## Material for the task
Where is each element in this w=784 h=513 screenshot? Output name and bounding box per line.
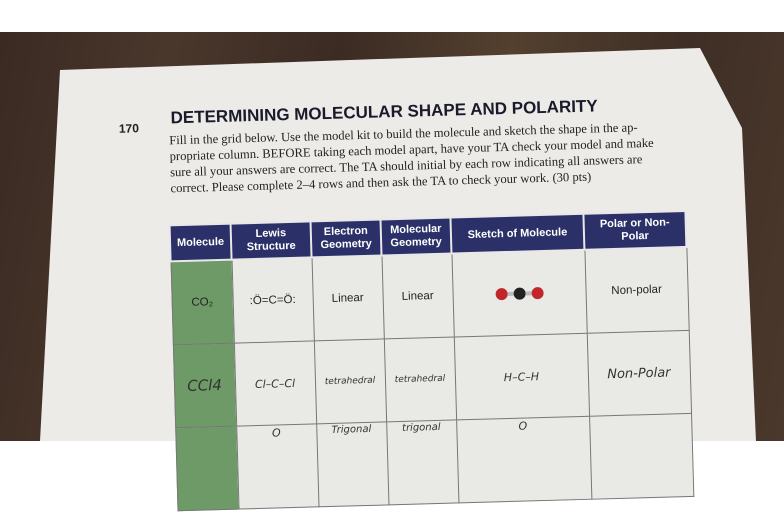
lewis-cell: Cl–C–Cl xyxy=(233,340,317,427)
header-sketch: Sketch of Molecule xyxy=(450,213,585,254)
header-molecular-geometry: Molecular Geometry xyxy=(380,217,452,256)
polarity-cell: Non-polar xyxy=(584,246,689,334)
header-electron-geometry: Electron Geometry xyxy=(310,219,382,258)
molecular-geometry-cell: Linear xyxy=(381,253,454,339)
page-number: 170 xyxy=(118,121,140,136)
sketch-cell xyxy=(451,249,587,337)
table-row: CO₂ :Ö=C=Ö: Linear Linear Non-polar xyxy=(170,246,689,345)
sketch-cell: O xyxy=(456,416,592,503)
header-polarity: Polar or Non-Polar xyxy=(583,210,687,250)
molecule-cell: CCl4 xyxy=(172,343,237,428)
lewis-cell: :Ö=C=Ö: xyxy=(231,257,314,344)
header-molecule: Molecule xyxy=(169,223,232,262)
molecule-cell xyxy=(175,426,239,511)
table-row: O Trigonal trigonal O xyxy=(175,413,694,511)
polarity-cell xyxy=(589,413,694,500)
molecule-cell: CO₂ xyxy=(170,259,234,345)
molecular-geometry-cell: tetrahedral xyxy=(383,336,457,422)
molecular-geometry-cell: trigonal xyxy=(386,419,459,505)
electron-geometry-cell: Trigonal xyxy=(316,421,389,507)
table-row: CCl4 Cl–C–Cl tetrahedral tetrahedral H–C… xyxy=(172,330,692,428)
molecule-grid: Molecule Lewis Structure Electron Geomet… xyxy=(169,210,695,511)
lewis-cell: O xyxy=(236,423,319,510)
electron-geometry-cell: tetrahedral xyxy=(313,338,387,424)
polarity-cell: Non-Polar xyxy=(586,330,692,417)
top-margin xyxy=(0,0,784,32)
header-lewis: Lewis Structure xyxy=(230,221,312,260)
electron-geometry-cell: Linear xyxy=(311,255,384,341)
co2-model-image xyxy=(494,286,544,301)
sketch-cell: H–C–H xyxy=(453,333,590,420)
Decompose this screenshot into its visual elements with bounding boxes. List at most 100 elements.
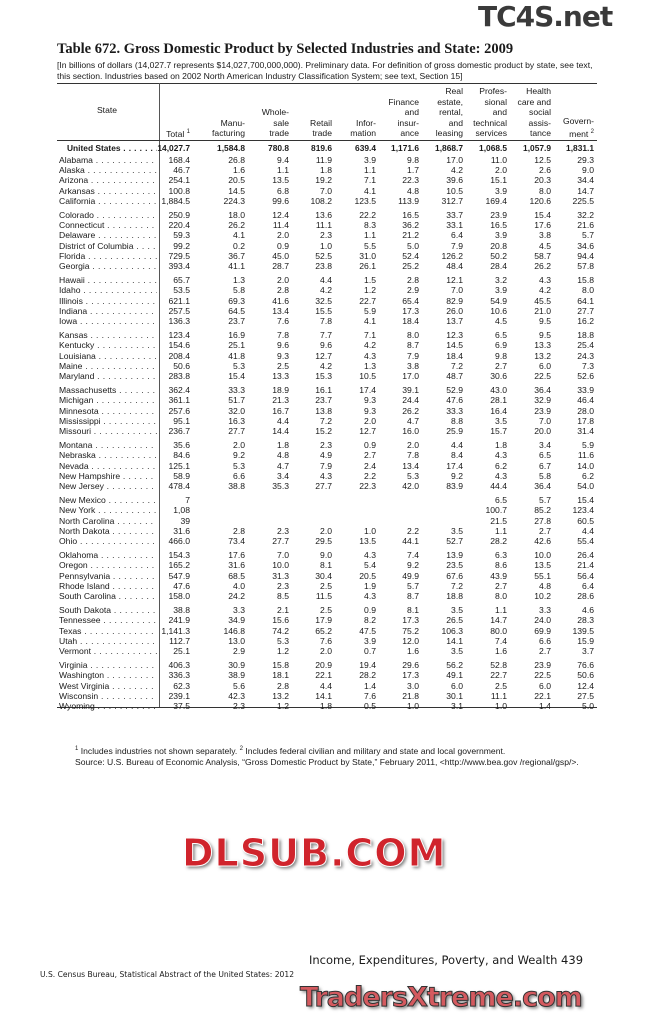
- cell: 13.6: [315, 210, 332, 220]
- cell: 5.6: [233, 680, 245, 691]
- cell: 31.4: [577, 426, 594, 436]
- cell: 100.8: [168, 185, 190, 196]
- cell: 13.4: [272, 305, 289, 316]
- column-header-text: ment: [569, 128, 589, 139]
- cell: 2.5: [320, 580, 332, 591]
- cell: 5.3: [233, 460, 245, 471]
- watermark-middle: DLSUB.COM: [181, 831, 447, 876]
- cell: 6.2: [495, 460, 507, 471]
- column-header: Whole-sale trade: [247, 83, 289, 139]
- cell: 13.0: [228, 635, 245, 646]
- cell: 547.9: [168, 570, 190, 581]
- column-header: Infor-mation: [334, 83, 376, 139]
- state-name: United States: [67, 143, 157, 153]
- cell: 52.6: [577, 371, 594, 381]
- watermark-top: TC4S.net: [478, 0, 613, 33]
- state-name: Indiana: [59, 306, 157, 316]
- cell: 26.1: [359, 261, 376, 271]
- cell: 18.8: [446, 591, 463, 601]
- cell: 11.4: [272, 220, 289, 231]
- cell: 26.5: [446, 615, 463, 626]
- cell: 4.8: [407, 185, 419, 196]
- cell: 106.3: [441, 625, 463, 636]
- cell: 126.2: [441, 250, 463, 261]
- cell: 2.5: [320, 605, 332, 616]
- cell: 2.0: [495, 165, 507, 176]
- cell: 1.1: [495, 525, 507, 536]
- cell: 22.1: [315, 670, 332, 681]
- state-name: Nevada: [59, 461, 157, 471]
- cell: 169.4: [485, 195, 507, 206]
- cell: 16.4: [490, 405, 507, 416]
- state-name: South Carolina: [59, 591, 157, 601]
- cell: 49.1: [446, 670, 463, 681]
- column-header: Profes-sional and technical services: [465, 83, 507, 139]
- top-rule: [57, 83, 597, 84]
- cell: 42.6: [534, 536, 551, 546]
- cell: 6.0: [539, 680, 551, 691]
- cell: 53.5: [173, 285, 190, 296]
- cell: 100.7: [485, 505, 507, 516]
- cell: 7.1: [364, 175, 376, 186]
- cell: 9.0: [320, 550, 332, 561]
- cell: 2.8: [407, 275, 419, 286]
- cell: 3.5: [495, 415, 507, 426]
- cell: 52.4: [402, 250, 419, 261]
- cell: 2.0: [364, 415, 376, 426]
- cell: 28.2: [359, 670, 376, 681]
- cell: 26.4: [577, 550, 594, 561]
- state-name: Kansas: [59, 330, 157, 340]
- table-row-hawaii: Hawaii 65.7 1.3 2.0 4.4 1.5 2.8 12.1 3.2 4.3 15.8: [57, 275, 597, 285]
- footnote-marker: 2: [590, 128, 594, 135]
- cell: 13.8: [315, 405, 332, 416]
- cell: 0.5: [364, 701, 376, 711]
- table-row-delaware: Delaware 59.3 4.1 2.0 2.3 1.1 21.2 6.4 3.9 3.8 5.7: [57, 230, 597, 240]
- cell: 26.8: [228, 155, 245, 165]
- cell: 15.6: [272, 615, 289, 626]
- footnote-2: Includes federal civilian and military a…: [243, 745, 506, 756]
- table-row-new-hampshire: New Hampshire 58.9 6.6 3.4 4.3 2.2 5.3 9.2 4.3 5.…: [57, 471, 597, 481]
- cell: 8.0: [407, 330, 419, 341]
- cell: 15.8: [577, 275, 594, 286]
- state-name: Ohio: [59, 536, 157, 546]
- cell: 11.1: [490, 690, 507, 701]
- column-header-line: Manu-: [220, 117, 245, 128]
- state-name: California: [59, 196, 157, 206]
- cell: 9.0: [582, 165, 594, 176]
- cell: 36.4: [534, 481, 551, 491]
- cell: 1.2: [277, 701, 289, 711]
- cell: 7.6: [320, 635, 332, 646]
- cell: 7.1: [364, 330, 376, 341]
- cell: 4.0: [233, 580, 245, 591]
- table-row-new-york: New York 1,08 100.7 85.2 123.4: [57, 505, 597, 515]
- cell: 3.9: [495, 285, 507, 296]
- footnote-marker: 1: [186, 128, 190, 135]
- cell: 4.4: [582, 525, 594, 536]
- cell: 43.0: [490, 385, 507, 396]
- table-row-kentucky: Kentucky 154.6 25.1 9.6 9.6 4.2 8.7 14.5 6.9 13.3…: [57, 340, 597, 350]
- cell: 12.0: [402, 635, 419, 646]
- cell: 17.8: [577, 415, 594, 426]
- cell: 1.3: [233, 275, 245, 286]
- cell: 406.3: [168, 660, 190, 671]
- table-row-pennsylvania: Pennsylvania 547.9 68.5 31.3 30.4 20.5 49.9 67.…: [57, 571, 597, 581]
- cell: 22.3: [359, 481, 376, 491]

## Problem to solve
Reproduce every one of the records above line for line, without any alteration, and omit the pictures from your answer.

## Result of this exercise
Where is each element in this w=784 h=513 screenshot? Output name and bounding box per line.
lewis-cell: Cl–C–Cl xyxy=(233,340,317,427)
header-sketch: Sketch of Molecule xyxy=(450,213,585,254)
header-molecular-geometry: Molecular Geometry xyxy=(380,217,452,256)
polarity-cell: Non-polar xyxy=(584,246,689,334)
header-electron-geometry: Electron Geometry xyxy=(310,219,382,258)
molecular-geometry-cell: Linear xyxy=(381,253,454,339)
page-number: 170 xyxy=(118,121,140,136)
sketch-cell xyxy=(451,249,587,337)
table-row: CO₂ :Ö=C=Ö: Linear Linear Non-polar xyxy=(170,246,689,345)
sketch-cell: O xyxy=(456,416,592,503)
header-polarity: Polar or Non-Polar xyxy=(583,210,687,250)
molecule-cell: CCl4 xyxy=(172,343,237,428)
lewis-cell: :Ö=C=Ö: xyxy=(231,257,314,344)
header-molecule: Molecule xyxy=(169,223,232,262)
molecule-cell xyxy=(175,426,239,511)
table-row: O Trigonal trigonal O xyxy=(175,413,694,511)
polarity-cell xyxy=(589,413,694,500)
molecule-cell: CO₂ xyxy=(170,259,234,345)
molecular-geometry-cell: tetrahedral xyxy=(383,336,457,422)
molecular-geometry-cell: trigonal xyxy=(386,419,459,505)
electron-geometry-cell: Trigonal xyxy=(316,421,389,507)
table-row: CCl4 Cl–C–Cl tetrahedral tetrahedral H–C… xyxy=(172,330,692,428)
molecule-grid: Molecule Lewis Structure Electron Geomet… xyxy=(169,210,695,511)
lewis-cell: O xyxy=(236,423,319,510)
electron-geometry-cell: tetrahedral xyxy=(313,338,387,424)
polarity-cell: Non-Polar xyxy=(586,330,692,417)
top-margin xyxy=(0,0,784,32)
header-lewis: Lewis Structure xyxy=(230,221,312,260)
electron-geometry-cell: Linear xyxy=(311,255,384,341)
co2-model-image xyxy=(494,286,544,301)
sketch-cell: H–C–H xyxy=(453,333,590,420)
Decompose this screenshot into its visual elements with bounding boxes. List at most 100 elements.
- cell: 13.6: [315, 210, 332, 220]
- cell: 5.6: [233, 680, 245, 691]
- cell: 31.4: [577, 426, 594, 436]
- cell: 100.8: [168, 185, 190, 196]
- cell: 13.4: [272, 305, 289, 316]
- column-header-text: ment: [569, 128, 589, 139]
- cell: 2.5: [320, 580, 332, 591]
- cell: 5.3: [233, 460, 245, 471]
- watermark-middle: DLSUB.COM: [181, 831, 447, 876]
- cell: 6.2: [495, 460, 507, 471]
- column-header: Whole-sale trade: [247, 83, 289, 139]
- cell: 13.0: [228, 635, 245, 646]
- cell: 547.9: [168, 570, 190, 581]
- column-header: Infor-mation: [334, 83, 376, 139]
- state-name: United States: [67, 143, 157, 153]
- cell: 52.6: [577, 371, 594, 381]
- watermark-top: TC4S.net: [478, 0, 613, 33]
- state-name: Indiana: [59, 306, 157, 316]
- cell: 26.1: [359, 261, 376, 271]
- cell: 18.8: [446, 591, 463, 601]
- cell: 11.4: [272, 220, 289, 231]
- cell: 26.5: [446, 615, 463, 626]
- cell: 4.8: [407, 185, 419, 196]
- cell: 106.3: [441, 625, 463, 636]
- cell: 126.2: [441, 250, 463, 261]
- cell: 2.5: [320, 605, 332, 616]
- cell: 2.0: [495, 165, 507, 176]
- cell: 1.1: [495, 525, 507, 536]
- cell: 22.1: [315, 670, 332, 681]
- state-name: Nevada: [59, 461, 157, 471]
- cell: 169.4: [485, 195, 507, 206]
- cell: 16.4: [490, 405, 507, 416]
- state-name: South Carolina: [59, 591, 157, 601]
- cell: 49.1: [446, 670, 463, 681]
- column-header: Profes-sional and technical services: [465, 83, 507, 139]
- top-rule: [57, 83, 597, 84]
- cell: 42.6: [534, 536, 551, 546]
- cell: 6.0: [539, 680, 551, 691]
- cell: 53.5: [173, 285, 190, 296]
- cell: 100.7: [485, 505, 507, 516]
- cell: 7.1: [364, 175, 376, 186]
- cell: 9.0: [320, 550, 332, 561]
- cell: 2.8: [407, 275, 419, 286]
- cell: 3.5: [495, 415, 507, 426]
- cell: 52.4: [402, 250, 419, 261]
- cell: 2.0: [364, 415, 376, 426]
- cell: 28.2: [359, 670, 376, 681]
- cell: 26.4: [577, 550, 594, 561]
- state-name: Kansas: [59, 330, 157, 340]
- table-row-hawaii: Hawaii 65.7 1.3 2.0 4.4 1.5 2.8 12.1 3.2 4.3 15.8: [57, 275, 597, 285]
- footnote-marker: 2: [590, 128, 594, 135]
- cell: 13.8: [315, 405, 332, 416]
- cell: 0.5: [364, 701, 376, 711]
- table-row-delaware: Delaware 59.3 4.1 2.0 2.3 1.1 21.2 6.4 3.9 3.8 5.7: [57, 230, 597, 240]
- cell: 26.8: [228, 155, 245, 165]
- cell: 15.6: [272, 615, 289, 626]
- footnote-2: Includes federal civilian and military a…: [243, 745, 506, 756]
- table-row-new-hampshire: New Hampshire 58.9 6.6 3.4 4.3 2.2 5.3 9.2 4.3 5.…: [57, 471, 597, 481]
- cell: 8.0: [407, 330, 419, 341]
- cell: 15.8: [577, 275, 594, 286]
- state-name: Ohio: [59, 536, 157, 546]
- cell: 11.1: [490, 690, 507, 701]
- column-header-line: Manu-: [220, 117, 245, 128]
- state-name: California: [59, 196, 157, 206]
- cell: 9.0: [582, 165, 594, 176]
- cell: 36.4: [534, 481, 551, 491]
- cell: 1.2: [277, 701, 289, 711]
- cell: 7.6: [320, 635, 332, 646]
- cell: 7.1: [364, 330, 376, 341]
- cell: 4.0: [233, 580, 245, 591]
- table-row-new-york: New York 1,08 100.7 85.2 123.4: [57, 505, 597, 515]
- cell: 3.9: [495, 285, 507, 296]
- footnote-marker: 1: [186, 128, 190, 135]
- cell: 4.4: [582, 525, 594, 536]
- cell: 43.0: [490, 385, 507, 396]
- table-row-kentucky: Kentucky 154.6 25.1 9.6 9.6 4.2 8.7 14.5 6.9 13.3…: [57, 340, 597, 350]
- cell: 12.0: [402, 635, 419, 646]
- cell: 17.8: [577, 415, 594, 426]
- cell: 1.3: [233, 275, 245, 286]
- cell: 406.3: [168, 660, 190, 671]
- table-row-pennsylvania: Pennsylvania 547.9 68.5 31.3 30.4 20.5 49.9 67.…: [57, 571, 597, 581]
- cell: 22.3: [359, 481, 376, 491]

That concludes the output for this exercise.